Start of Data listing

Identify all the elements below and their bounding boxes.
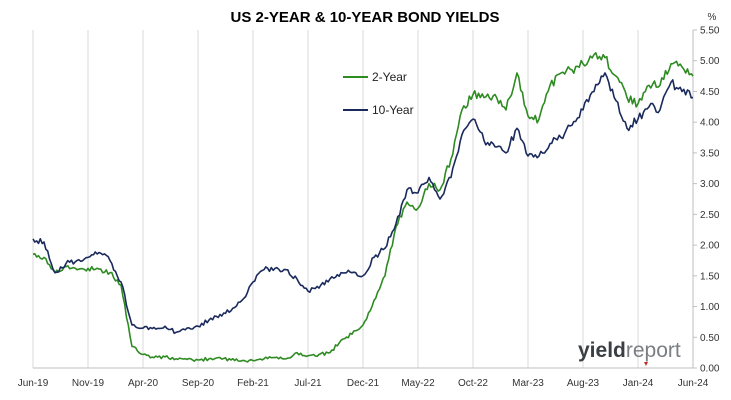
y-unit-label: % <box>708 12 717 23</box>
y-tick-label: 3.50 <box>700 148 720 159</box>
series-lines <box>32 52 694 363</box>
logo-text: yieldreport <box>578 339 681 362</box>
axes: Jun-19 Nov-19 Apr-20 Sep-20 Feb-21 Jul-21 Dec-… <box>18 26 720 390</box>
x-tick-label: Dec-21 <box>347 378 380 389</box>
y-tick-label: 1.50 <box>700 271 720 282</box>
chart-title: US 2-YEAR & 10-YEAR BOND YIELDS <box>231 9 500 26</box>
yieldreport-logo: yieldreport <box>578 339 681 366</box>
x-tick-label: Nov-19 <box>72 378 105 389</box>
y-tick-label: 1.00 <box>700 302 720 313</box>
x-tick-label: Mar-23 <box>512 378 544 389</box>
x-tick-label: Jan-24 <box>623 378 654 389</box>
logo-text-light: report <box>626 339 681 362</box>
y-tick-label: 3.00 <box>700 179 720 190</box>
series-line-2-year <box>32 52 694 363</box>
x-tick-label: Jun-24 <box>678 378 709 389</box>
y-tick-label: 2.00 <box>700 241 720 252</box>
series-line-10-year <box>32 72 694 335</box>
y-tick-label: 0.50 <box>700 333 720 344</box>
x-tick-label: Feb-21 <box>237 378 269 389</box>
gridlines <box>32 30 694 368</box>
x-tick-label: Sep-20 <box>182 378 215 389</box>
x-tick-label: Apr-20 <box>128 378 158 389</box>
y-tick-label: 5.50 <box>700 26 720 37</box>
legend: 2-Year 10-Year <box>343 70 414 117</box>
x-tick-label: Aug-23 <box>567 378 600 389</box>
logo-marker-icon <box>644 362 648 366</box>
y-tick-label: 0.00 <box>700 364 720 375</box>
y-tick-label: 5.00 <box>700 56 720 67</box>
legend-label-10-year: 10-Year <box>372 103 414 117</box>
y-tick-label: 4.50 <box>700 87 720 98</box>
x-tick-label: Oct-22 <box>458 378 488 389</box>
legend-label-2-year: 2-Year <box>372 70 407 84</box>
logo-text-bold: yield <box>578 339 626 362</box>
x-tick-label: May-22 <box>401 378 435 389</box>
y-tick-label: 2.50 <box>700 210 720 221</box>
x-tick-label: Jul-21 <box>294 378 322 389</box>
x-tick-label: Jun-19 <box>18 378 49 389</box>
y-tick-label: 4.00 <box>700 118 720 129</box>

End of Data listing

▶ [Objective] Copy out all of the material above word for word, leaving out the picture.

▶ [Exercise answer]
Identify all the elements below and their bounding boxes.
y-unit-label: % <box>708 12 717 23</box>
y-tick-label: 3.50 <box>700 148 720 159</box>
series-lines <box>32 52 694 363</box>
logo-text: yieldreport <box>578 339 681 362</box>
axes: Jun-19 Nov-19 Apr-20 Sep-20 Feb-21 Jul-21 Dec-… <box>18 26 720 390</box>
x-tick-label: Dec-21 <box>347 378 380 389</box>
y-tick-label: 1.50 <box>700 271 720 282</box>
chart-title: US 2-YEAR & 10-YEAR BOND YIELDS <box>231 9 500 26</box>
yieldreport-logo: yieldreport <box>578 339 681 366</box>
x-tick-label: Nov-19 <box>72 378 105 389</box>
y-tick-label: 1.00 <box>700 302 720 313</box>
x-tick-label: Mar-23 <box>512 378 544 389</box>
x-tick-label: Jan-24 <box>623 378 654 389</box>
logo-text-light: report <box>626 339 681 362</box>
y-tick-label: 3.00 <box>700 179 720 190</box>
series-line-2-year <box>32 52 694 363</box>
x-tick-label: Jun-24 <box>678 378 709 389</box>
y-tick-label: 2.00 <box>700 241 720 252</box>
series-line-10-year <box>32 72 694 335</box>
y-tick-label: 0.50 <box>700 333 720 344</box>
x-tick-label: Feb-21 <box>237 378 269 389</box>
gridlines <box>32 30 694 368</box>
x-tick-label: Sep-20 <box>182 378 215 389</box>
x-tick-label: Apr-20 <box>128 378 158 389</box>
y-tick-label: 5.50 <box>700 26 720 37</box>
legend: 2-Year 10-Year <box>343 70 414 117</box>
x-tick-label: Aug-23 <box>567 378 600 389</box>
logo-marker-icon <box>644 362 648 366</box>
y-tick-label: 0.00 <box>700 364 720 375</box>
y-tick-label: 5.00 <box>700 56 720 67</box>
legend-label-10-year: 10-Year <box>372 103 414 117</box>
y-tick-label: 4.50 <box>700 87 720 98</box>
x-tick-label: Oct-22 <box>458 378 488 389</box>
legend-label-2-year: 2-Year <box>372 70 407 84</box>
logo-text-bold: yield <box>578 339 626 362</box>
x-tick-label: May-22 <box>401 378 435 389</box>
y-tick-label: 2.50 <box>700 210 720 221</box>
x-tick-label: Jul-21 <box>294 378 322 389</box>
x-tick-label: Jun-19 <box>18 378 49 389</box>
y-tick-label: 4.00 <box>700 118 720 129</box>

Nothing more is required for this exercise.